— TASK TO CARRY OUT —
Leave out the pictures and repeat every record exactly.

___

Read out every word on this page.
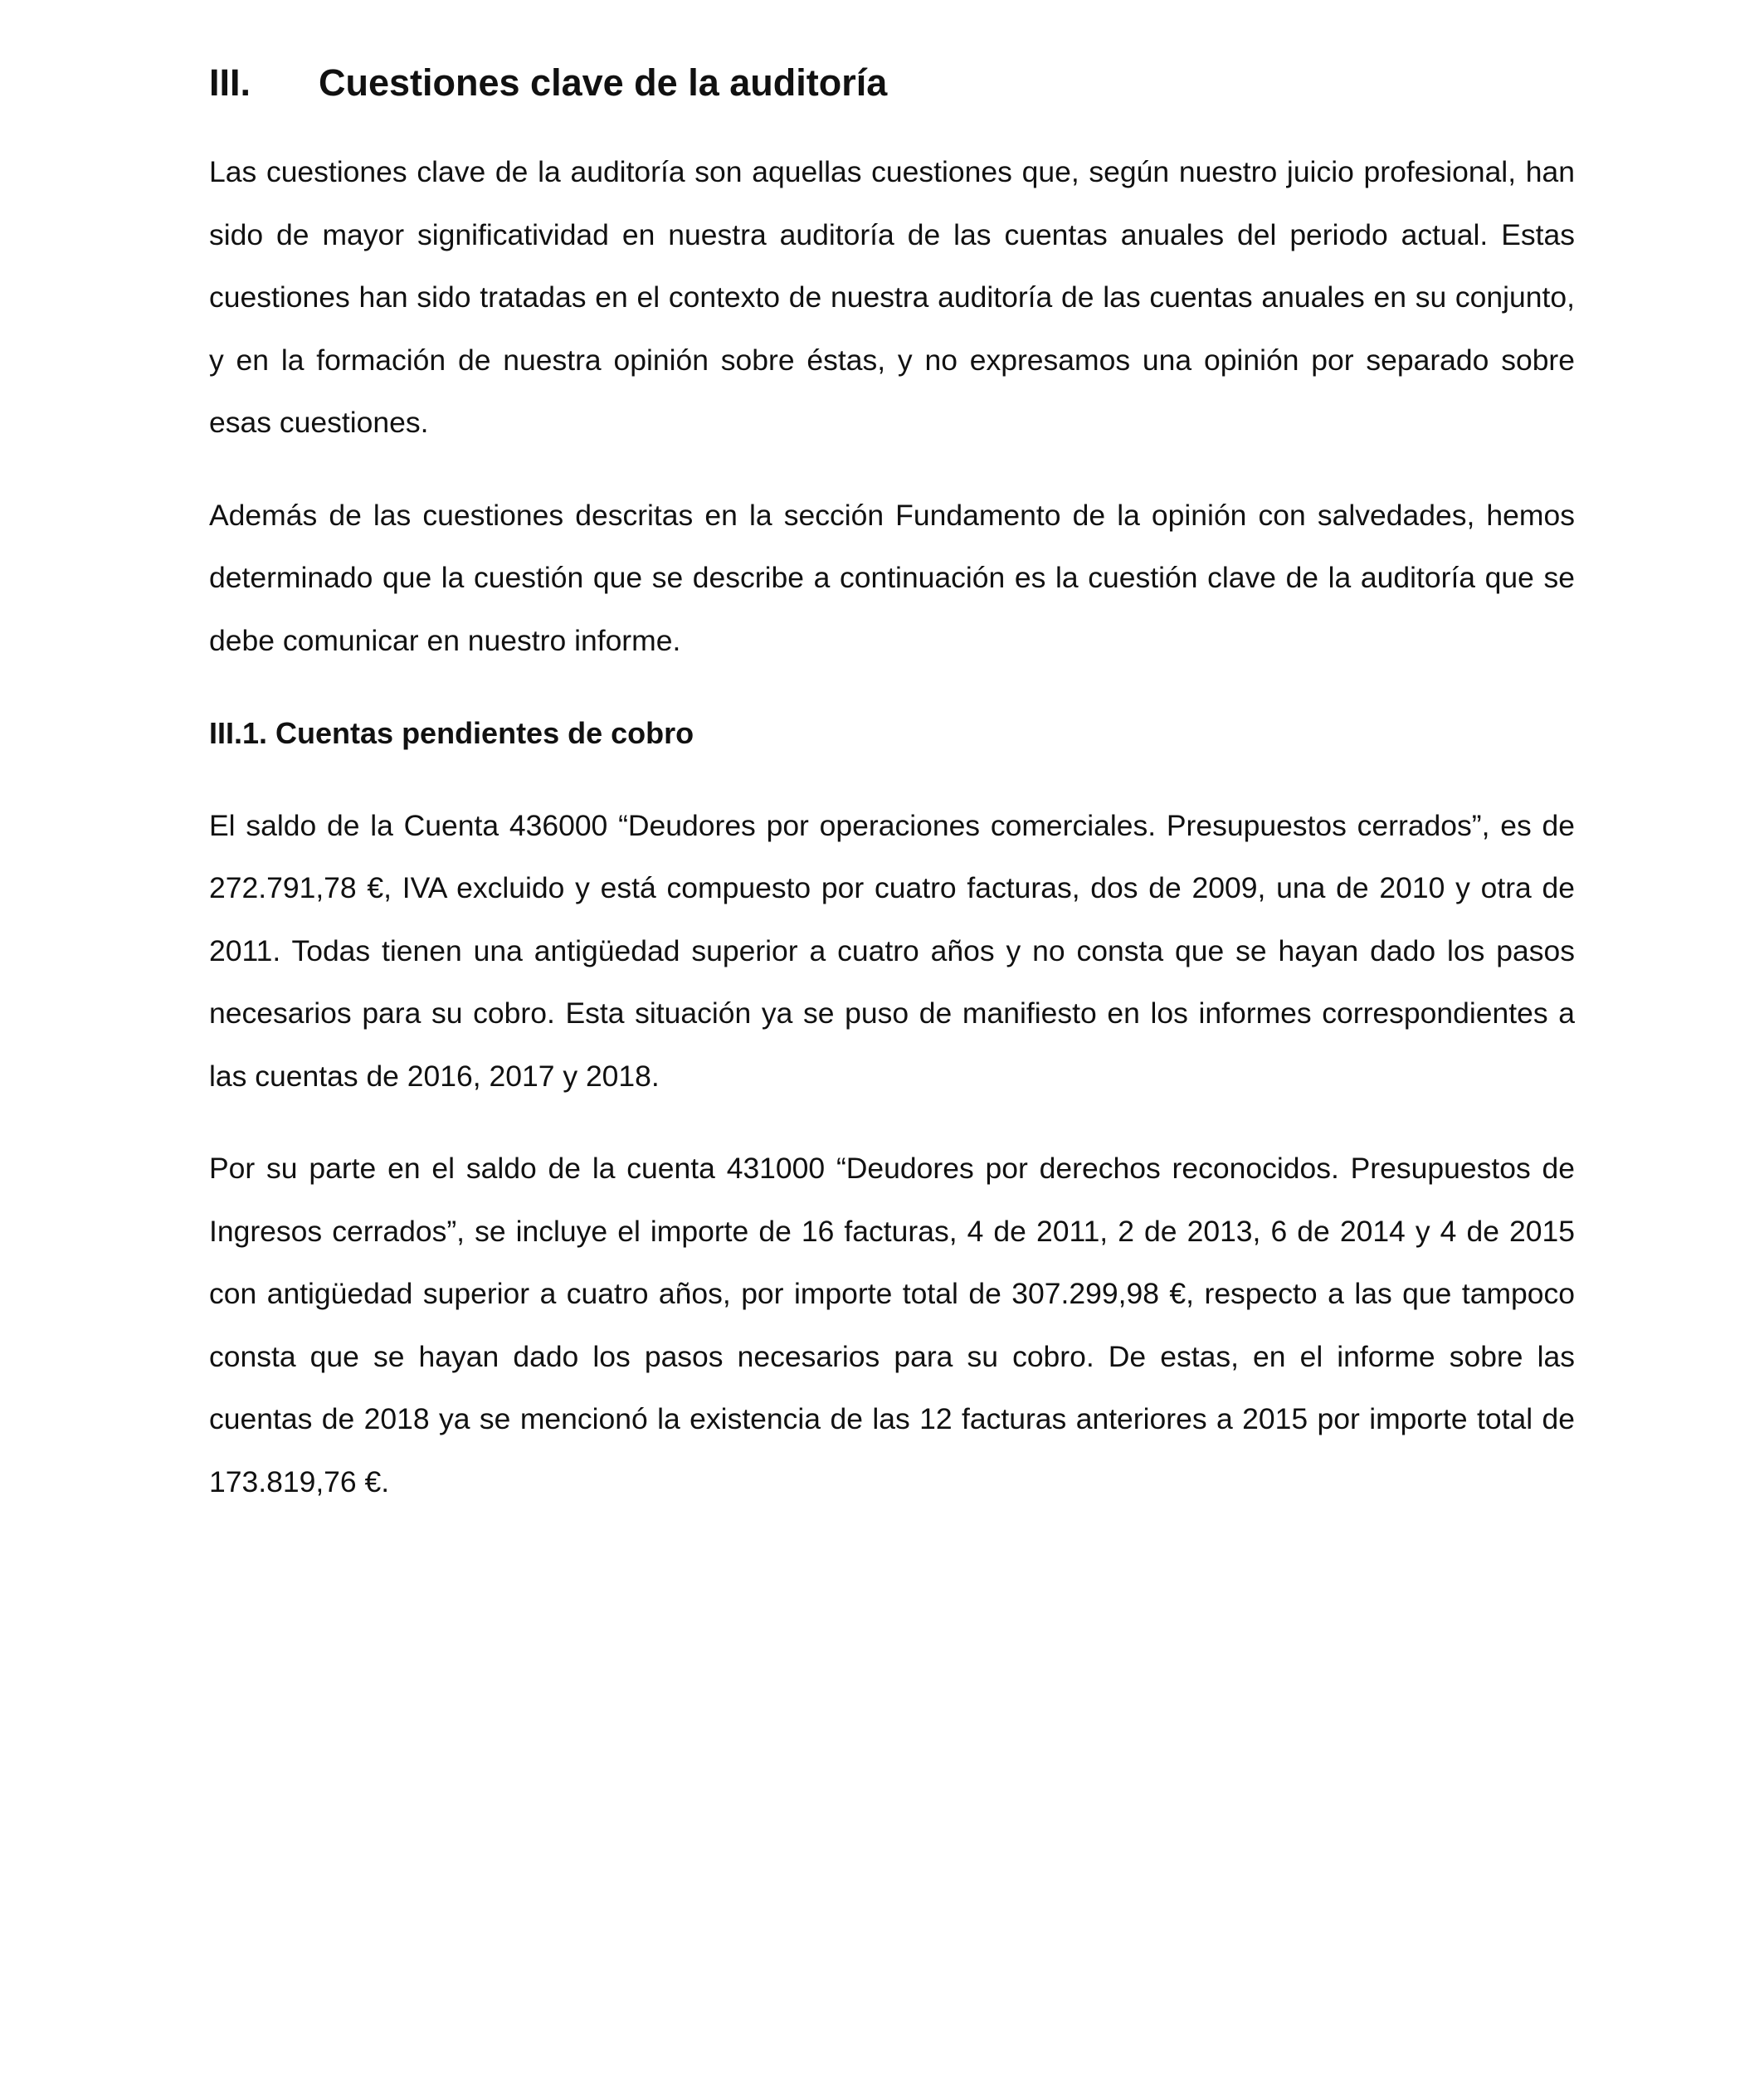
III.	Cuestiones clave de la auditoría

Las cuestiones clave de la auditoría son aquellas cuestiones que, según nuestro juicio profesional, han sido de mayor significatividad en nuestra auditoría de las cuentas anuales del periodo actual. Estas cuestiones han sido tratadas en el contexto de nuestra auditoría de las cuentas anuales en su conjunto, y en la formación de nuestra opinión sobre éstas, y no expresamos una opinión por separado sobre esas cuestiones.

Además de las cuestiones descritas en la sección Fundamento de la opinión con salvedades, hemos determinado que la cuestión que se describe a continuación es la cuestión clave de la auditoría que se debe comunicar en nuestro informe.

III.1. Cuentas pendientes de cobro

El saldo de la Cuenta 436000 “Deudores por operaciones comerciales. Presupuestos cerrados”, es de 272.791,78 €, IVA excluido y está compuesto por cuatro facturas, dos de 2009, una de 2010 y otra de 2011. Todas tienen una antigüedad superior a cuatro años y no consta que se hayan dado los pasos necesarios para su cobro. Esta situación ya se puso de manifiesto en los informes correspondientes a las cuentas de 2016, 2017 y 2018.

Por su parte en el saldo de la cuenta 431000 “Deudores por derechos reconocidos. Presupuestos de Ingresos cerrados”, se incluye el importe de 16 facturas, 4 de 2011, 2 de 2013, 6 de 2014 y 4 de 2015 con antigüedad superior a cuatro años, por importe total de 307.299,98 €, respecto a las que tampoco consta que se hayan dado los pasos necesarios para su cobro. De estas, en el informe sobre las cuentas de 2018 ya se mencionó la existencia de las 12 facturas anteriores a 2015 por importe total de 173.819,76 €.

___

— EXERCISE ANSWER —
Read out every word on this page.
III.	Cuestiones clave de la auditoría

Las cuestiones clave de la auditoría son aquellas cuestiones que, según nuestro juicio profesional, han sido de mayor significatividad en nuestra auditoría de las cuentas anuales del periodo actual. Estas cuestiones han sido tratadas en el contexto de nuestra auditoría de las cuentas anuales en su conjunto, y en la formación de nuestra opinión sobre éstas, y no expresamos una opinión por separado sobre esas cuestiones.

Además de las cuestiones descritas en la sección Fundamento de la opinión con salvedades, hemos determinado que la cuestión que se describe a continuación es la cuestión clave de la auditoría que se debe comunicar en nuestro informe.

III.1. Cuentas pendientes de cobro

El saldo de la Cuenta 436000 “Deudores por operaciones comerciales. Presupuestos cerrados”, es de 272.791,78 €, IVA excluido y está compuesto por cuatro facturas, dos de 2009, una de 2010 y otra de 2011. Todas tienen una antigüedad superior a cuatro años y no consta que se hayan dado los pasos necesarios para su cobro. Esta situación ya se puso de manifiesto en los informes correspondientes a las cuentas de 2016, 2017 y 2018.

Por su parte en el saldo de la cuenta 431000 “Deudores por derechos reconocidos. Presupuestos de Ingresos cerrados”, se incluye el importe de 16 facturas, 4 de 2011, 2 de 2013, 6 de 2014 y 4 de 2015 con antigüedad superior a cuatro años, por importe total de 307.299,98 €, respecto a las que tampoco consta que se hayan dado los pasos necesarios para su cobro. De estas, en el informe sobre las cuentas de 2018 ya se mencionó la existencia de las 12 facturas anteriores a 2015 por importe total de 173.819,76 €.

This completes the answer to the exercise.